Recorded data:
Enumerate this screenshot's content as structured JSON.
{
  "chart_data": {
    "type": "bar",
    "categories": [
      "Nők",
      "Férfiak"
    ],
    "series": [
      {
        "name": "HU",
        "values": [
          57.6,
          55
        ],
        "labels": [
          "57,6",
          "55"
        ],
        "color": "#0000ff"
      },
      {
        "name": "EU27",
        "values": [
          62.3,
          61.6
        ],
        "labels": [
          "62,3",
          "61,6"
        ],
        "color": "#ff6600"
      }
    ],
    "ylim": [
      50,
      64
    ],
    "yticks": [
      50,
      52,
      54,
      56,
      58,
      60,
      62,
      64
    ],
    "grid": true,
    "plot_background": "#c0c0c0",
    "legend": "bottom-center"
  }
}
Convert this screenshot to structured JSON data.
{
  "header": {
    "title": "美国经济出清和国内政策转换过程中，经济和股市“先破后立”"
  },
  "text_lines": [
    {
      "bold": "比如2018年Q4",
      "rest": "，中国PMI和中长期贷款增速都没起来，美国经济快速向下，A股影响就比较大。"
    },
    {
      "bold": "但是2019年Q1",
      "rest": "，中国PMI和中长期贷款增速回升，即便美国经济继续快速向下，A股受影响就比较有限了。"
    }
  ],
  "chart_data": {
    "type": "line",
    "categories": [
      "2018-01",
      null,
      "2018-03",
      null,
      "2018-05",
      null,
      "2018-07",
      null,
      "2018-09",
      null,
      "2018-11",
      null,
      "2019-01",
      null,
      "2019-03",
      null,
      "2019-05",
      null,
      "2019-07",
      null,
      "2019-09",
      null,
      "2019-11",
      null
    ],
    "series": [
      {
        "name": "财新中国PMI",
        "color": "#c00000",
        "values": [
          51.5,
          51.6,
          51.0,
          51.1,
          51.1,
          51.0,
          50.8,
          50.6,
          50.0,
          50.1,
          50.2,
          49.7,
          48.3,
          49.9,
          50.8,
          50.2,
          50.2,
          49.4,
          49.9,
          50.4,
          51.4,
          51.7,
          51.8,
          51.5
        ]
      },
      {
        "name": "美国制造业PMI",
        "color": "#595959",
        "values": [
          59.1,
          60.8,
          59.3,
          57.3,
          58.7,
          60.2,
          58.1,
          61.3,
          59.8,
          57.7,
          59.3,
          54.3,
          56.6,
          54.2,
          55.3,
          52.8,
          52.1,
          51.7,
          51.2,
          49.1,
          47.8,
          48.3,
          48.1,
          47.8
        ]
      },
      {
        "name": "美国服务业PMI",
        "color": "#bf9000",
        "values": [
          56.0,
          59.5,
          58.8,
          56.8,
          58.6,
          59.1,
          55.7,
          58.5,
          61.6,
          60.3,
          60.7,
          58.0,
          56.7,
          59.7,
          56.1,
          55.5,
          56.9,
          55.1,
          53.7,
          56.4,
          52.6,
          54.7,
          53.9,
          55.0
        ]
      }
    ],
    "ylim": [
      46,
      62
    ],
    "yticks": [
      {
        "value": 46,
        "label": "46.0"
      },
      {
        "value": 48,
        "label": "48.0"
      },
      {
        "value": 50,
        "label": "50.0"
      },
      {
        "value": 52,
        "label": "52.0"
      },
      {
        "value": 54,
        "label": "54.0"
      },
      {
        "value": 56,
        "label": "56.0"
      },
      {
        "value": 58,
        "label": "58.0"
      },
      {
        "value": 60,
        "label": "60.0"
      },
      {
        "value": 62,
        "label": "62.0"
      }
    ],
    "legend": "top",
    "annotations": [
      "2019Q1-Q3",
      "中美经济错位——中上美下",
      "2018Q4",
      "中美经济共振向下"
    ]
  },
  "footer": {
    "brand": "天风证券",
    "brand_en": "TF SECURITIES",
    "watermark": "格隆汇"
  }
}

## WHAT YOU NEED TO DO
Copy out each line that contains the word "this".

## WRITTEN REPLY
Enumerate this screenshot's content as structured JSON.
Convert this screenshot to structured JSON data.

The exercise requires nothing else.